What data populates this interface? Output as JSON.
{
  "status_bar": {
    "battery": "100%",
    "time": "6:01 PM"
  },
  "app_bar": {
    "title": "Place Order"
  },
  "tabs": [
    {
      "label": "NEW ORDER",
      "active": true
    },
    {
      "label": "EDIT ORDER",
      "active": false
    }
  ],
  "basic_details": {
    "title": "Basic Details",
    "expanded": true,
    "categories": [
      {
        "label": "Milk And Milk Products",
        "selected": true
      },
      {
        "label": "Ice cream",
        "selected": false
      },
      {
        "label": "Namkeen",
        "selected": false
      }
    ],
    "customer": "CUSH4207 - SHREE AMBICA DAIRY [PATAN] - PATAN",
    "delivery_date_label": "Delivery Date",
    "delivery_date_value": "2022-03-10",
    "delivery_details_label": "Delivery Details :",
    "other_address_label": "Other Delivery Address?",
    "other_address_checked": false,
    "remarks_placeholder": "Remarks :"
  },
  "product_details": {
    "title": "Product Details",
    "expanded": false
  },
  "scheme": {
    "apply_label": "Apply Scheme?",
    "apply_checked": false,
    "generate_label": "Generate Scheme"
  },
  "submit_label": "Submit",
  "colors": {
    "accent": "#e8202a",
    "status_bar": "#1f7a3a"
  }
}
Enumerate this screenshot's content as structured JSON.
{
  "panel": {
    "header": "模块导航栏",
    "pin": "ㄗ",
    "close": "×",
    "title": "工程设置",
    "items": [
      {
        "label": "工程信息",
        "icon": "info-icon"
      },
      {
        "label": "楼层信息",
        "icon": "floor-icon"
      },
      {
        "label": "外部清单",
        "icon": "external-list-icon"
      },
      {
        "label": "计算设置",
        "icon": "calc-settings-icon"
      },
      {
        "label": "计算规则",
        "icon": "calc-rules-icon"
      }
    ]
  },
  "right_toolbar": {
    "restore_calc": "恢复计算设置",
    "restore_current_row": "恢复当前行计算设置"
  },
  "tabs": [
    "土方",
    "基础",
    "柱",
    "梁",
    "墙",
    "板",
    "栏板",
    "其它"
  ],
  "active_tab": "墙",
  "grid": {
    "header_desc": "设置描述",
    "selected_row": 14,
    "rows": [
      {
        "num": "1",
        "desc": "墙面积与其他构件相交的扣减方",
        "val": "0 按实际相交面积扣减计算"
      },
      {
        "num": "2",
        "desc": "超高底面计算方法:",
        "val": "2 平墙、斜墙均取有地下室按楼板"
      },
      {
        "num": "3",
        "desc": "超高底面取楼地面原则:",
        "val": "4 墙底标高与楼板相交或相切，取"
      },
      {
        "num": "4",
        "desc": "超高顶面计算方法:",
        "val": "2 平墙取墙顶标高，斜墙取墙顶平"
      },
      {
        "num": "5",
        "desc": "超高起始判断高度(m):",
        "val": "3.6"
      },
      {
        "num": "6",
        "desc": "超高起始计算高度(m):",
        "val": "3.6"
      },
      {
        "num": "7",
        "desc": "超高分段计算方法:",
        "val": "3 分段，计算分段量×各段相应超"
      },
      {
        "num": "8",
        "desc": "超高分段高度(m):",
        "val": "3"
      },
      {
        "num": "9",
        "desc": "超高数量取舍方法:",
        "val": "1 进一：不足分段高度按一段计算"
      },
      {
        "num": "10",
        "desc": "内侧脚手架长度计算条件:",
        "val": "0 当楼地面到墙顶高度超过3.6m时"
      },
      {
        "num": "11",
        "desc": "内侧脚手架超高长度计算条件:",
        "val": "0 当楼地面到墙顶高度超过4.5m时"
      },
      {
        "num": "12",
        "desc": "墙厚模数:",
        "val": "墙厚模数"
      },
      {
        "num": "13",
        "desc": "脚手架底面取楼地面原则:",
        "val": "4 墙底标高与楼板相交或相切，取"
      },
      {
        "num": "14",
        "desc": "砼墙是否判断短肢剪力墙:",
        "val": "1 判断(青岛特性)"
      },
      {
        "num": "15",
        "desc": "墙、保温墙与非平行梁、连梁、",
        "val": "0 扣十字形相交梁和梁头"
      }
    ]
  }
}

+++

Show all lines from the records above where the word "icon" occurs.

▸ REPLY TO THE EXERCISE:
        "icon": "info-icon"
        "icon": "floor-icon"
        "icon": "external-list-icon"
        "icon": "calc-settings-icon"
        "icon": "calc-rules-icon"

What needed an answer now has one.